- [What you have to do]
Please output the lines shown below exactly as they appear.

[Data entries]

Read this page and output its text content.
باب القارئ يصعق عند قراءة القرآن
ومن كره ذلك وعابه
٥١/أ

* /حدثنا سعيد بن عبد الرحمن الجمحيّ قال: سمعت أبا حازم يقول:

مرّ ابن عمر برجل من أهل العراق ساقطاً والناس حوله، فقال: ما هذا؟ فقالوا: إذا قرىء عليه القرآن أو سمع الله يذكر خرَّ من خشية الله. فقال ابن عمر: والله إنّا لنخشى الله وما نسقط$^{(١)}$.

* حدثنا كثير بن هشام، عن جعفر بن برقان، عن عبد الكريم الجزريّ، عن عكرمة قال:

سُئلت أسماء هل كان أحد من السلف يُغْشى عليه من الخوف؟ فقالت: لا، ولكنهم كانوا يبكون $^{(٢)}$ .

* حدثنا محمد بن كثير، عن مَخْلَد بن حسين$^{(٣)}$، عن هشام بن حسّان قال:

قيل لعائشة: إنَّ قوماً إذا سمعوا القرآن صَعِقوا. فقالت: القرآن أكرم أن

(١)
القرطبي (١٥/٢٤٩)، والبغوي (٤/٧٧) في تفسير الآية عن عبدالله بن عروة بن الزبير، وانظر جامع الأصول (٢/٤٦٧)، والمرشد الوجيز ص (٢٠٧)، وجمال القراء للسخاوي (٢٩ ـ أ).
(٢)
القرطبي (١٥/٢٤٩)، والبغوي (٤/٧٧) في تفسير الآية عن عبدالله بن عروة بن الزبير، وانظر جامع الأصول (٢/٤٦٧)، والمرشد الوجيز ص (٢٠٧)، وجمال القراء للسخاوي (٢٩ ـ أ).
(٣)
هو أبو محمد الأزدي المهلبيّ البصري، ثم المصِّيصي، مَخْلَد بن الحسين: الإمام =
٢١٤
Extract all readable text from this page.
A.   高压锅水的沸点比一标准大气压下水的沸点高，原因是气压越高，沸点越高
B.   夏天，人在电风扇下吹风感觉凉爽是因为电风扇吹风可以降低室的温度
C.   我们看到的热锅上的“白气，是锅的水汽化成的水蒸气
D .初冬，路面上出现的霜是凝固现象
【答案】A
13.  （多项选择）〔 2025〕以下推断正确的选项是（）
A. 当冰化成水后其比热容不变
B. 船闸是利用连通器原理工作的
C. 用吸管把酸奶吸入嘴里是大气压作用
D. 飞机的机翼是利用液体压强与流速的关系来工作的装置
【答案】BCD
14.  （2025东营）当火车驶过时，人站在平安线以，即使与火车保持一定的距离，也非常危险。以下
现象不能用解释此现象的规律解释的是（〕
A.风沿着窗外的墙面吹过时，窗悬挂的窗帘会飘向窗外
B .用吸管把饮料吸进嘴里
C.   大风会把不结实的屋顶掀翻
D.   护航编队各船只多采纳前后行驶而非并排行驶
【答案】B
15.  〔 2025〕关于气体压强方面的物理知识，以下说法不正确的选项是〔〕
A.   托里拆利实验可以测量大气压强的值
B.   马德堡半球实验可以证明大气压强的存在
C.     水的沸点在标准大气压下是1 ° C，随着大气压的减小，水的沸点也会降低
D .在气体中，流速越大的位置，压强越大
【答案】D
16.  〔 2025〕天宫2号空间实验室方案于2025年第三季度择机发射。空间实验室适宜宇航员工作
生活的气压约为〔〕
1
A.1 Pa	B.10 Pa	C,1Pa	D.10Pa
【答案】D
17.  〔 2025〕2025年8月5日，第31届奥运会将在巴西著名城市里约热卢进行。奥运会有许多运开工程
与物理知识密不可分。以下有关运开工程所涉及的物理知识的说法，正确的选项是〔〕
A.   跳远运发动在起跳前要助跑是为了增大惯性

- [Reply to the exercise]
Read this page and output its text content.
باب القارئ يصعق عند قراءة القرآن
ومن كره ذلك وعابه
٥١/أ

* /حدثنا سعيد بن عبد الرحمن الجمحيّ قال: سمعت أبا حازم يقول:

مرّ ابن عمر برجل من أهل العراق ساقطاً والناس حوله، فقال: ما هذا؟ فقالوا: إذا قرىء عليه القرآن أو سمع الله يذكر خرَّ من خشية الله. فقال ابن عمر: والله إنّا لنخشى الله وما نسقط$^{(١)}$.

* حدثنا كثير بن هشام، عن جعفر بن برقان، عن عبد الكريم الجزريّ، عن عكرمة قال:

سُئلت أسماء هل كان أحد من السلف يُغْشى عليه من الخوف؟ فقالت: لا، ولكنهم كانوا يبكون $^{(٢)}$ .

* حدثنا محمد بن كثير، عن مَخْلَد بن حسين$^{(٣)}$، عن هشام بن حسّان قال:

قيل لعائشة: إنَّ قوماً إذا سمعوا القرآن صَعِقوا. فقالت: القرآن أكرم أن

(١)
القرطبي (١٥/٢٤٩)، والبغوي (٤/٧٧) في تفسير الآية عن عبدالله بن عروة بن الزبير، وانظر جامع الأصول (٢/٤٦٧)، والمرشد الوجيز ص (٢٠٧)، وجمال القراء للسخاوي (٢٩ ـ أ).
(٢)
القرطبي (١٥/٢٤٩)، والبغوي (٤/٧٧) في تفسير الآية عن عبدالله بن عروة بن الزبير، وانظر جامع الأصول (٢/٤٦٧)، والمرشد الوجيز ص (٢٠٧)، وجمال القراء للسخاوي (٢٩ ـ أ).
(٣)
هو أبو محمد الأزدي المهلبيّ البصري، ثم المصِّيصي، مَخْلَد بن الحسين: الإمام =
٢١٤
Extract all readable text from this page.
A.   高压锅水的沸点比一标准大气压下水的沸点高，原因是气压越高，沸点越高
B.   夏天，人在电风扇下吹风感觉凉爽是因为电风扇吹风可以降低室的温度
C.   我们看到的热锅上的“白气，是锅的水汽化成的水蒸气
D .初冬，路面上出现的霜是凝固现象
【答案】A
13.  （多项选择）〔 2025〕以下推断正确的选项是（）
A. 当冰化成水后其比热容不变
B. 船闸是利用连通器原理工作的
C. 用吸管把酸奶吸入嘴里是大气压作用
D. 飞机的机翼是利用液体压强与流速的关系来工作的装置
【答案】BCD
14.  （2025东营）当火车驶过时，人站在平安线以，即使与火车保持一定的距离，也非常危险。以下
现象不能用解释此现象的规律解释的是（〕
A.风沿着窗外的墙面吹过时，窗悬挂的窗帘会飘向窗外
B .用吸管把饮料吸进嘴里
C.   大风会把不结实的屋顶掀翻
D.   护航编队各船只多采纳前后行驶而非并排行驶
【答案】B
15.  〔 2025〕关于气体压强方面的物理知识，以下说法不正确的选项是〔〕
A.   托里拆利实验可以测量大气压强的值
B.   马德堡半球实验可以证明大气压强的存在
C.     水的沸点在标准大气压下是1 ° C，随着大气压的减小，水的沸点也会降低
D .在气体中，流速越大的位置，压强越大
【答案】D
16.  〔 2025〕天宫2号空间实验室方案于2025年第三季度择机发射。空间实验室适宜宇航员工作
生活的气压约为〔〕
1
A.1 Pa	B.10 Pa	C,1Pa	D.10Pa
【答案】D
17.  〔 2025〕2025年8月5日，第31届奥运会将在巴西著名城市里约热卢进行。奥运会有许多运开工程
与物理知识密不可分。以下有关运开工程所涉及的物理知识的说法，正确的选项是〔〕
A.   跳远运发动在起跳前要助跑是为了增大惯性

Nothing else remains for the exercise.